§ TASK DETAILS
In the passage on Type II diabetes, what is the concordance rate in twins?

§ EXCERPT TO READ
● ● ● ● ●

Type II diabetes is associated with obesity and with aging. It is a lifestyle-dependent disease, and has a strong genetic component (concordance in twins is 80-90%). The problem seems not so much in insulin production,but that when the insulin reaches its target cells, it doesn't work correctly.Most Type II diabetes patients initially have high insulin levels along with high blood sugar. However, since sugar signals the pancreas to release insulin,Type II diabetics eventually become resistant to that signal and the endocrine-pancreas soon will not make enough insulin. These people end up managing the disease with insulin and they need much higher doses because they are resistant to it.

When a person takes in a high load of sugar, the sugar stimulates the pancreas to release insulin. The targets for insulin are muscle, fat, and liver cells.These cells have insulin receptor sites on the outside of the cell membrane.For most people, when insulin has bound to the receptors, a cascade of events begins, which leads to sugar being transported from the blood into the interior of the cell. In Type II diabetics, even when insulin is present on the cell membrane, the process doesn't work. The glucose is never taken up into the cell and remains in the bloodstream.

The liver is responsible for glucose production and insulin is the regulatory agent of production. A high blood sugar content causes the pancreas to release insulin, and the insulin should signal the liver to stop making sugars. But, in diabetics, there's resistance to that signal and the liver keeps producing glucose. Hyperglycemia leads to glucose toxicity.

It is not high blood sugar that is the disease process of diabetes, but complications from the high blood sugar. Standard complications for many diabetics are: retinopathy (blindness); neuropathy (nerve damage) which leads to foot ulcers, gangrene, and amputations; kidney damage, which leads to dialysis; and cardiovascular disease. A major problem faced by doctors is that some people with high blood sugar feel fine; it's hard to treat diseases that are asymptomatic since most people don't want to take a pill for something that they don't feel bad about.

Type II Diabetes -- Genetic Factors

Normally, genetic studies are conducted by a classical linkage analysis using an LOD (Logarithm of Odds) score. This type of pedigreed, generational study works well if the disease is an autosomal dominant, recessive disorder. A study of this kind focuses on a particular gene locus to see if it tracks or co-segregates with the disease.

The problem with diabetes is that, even if the exact same mutation caused it in everyone, it would look different from person to person and family to family, depending on environmental influences, the genetic background it's laid upon, and modifier genes. Its expression would be variable.Furthermore, studies have shown that diabetes is not simple; it's genetically complex, involving multiple genes, and multiple gene-environment interactions.

Since classical linkage analysis doesn't work very well when studying genes in a mixed population, geneticists are moving to sib-pair analysis, called IBD - Identity by Descent. Siblings share 50% of their genes. If a gene locus has no association with a disease, it would be predicted that the siblings would share the locus 50% of the time.

One new, and somewhat controversial, method of studying the genetic component of diabetes is an Admixture Linkage Analysis. In this method, researchers view the admixed population as an F1 cross. If a disease is linked to a chromosomal locus in a genetically distinct population, it will stay in linkage association for multiple generations, until it finally sorts out through recombination. Since it's been 15 generations or so since the Europeans came over and admixed with the Native American population, now is the perfect time to do this kind of linkage analysis. The idea is that since DNA is inherited as a block, a gene locus and a marker will stay in association longer, the closer they are on the chromosome - if they are far away, the marker will fall out and they will no longer be linked.

● ● ● ● ●

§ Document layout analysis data
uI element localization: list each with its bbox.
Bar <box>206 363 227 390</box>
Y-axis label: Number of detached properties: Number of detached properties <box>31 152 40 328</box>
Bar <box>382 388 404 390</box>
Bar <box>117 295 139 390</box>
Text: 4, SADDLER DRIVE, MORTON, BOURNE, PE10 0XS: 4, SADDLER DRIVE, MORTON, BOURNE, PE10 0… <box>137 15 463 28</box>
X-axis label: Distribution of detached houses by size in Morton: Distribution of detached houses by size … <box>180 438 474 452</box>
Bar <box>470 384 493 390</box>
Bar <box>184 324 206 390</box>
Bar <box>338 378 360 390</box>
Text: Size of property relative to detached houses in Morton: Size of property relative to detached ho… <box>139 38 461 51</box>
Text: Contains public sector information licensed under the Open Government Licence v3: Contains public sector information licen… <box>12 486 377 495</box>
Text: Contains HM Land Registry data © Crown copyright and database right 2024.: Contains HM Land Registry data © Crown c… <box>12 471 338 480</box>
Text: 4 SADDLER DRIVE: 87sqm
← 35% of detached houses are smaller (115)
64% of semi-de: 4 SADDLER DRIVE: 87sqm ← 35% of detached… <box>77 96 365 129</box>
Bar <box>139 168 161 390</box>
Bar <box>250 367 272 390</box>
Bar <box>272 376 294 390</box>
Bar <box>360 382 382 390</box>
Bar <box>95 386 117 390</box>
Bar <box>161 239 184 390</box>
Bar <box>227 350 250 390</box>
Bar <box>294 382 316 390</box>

● ● ● ● ●

§ ANSWER FOR THIS EXERCISE
80-90%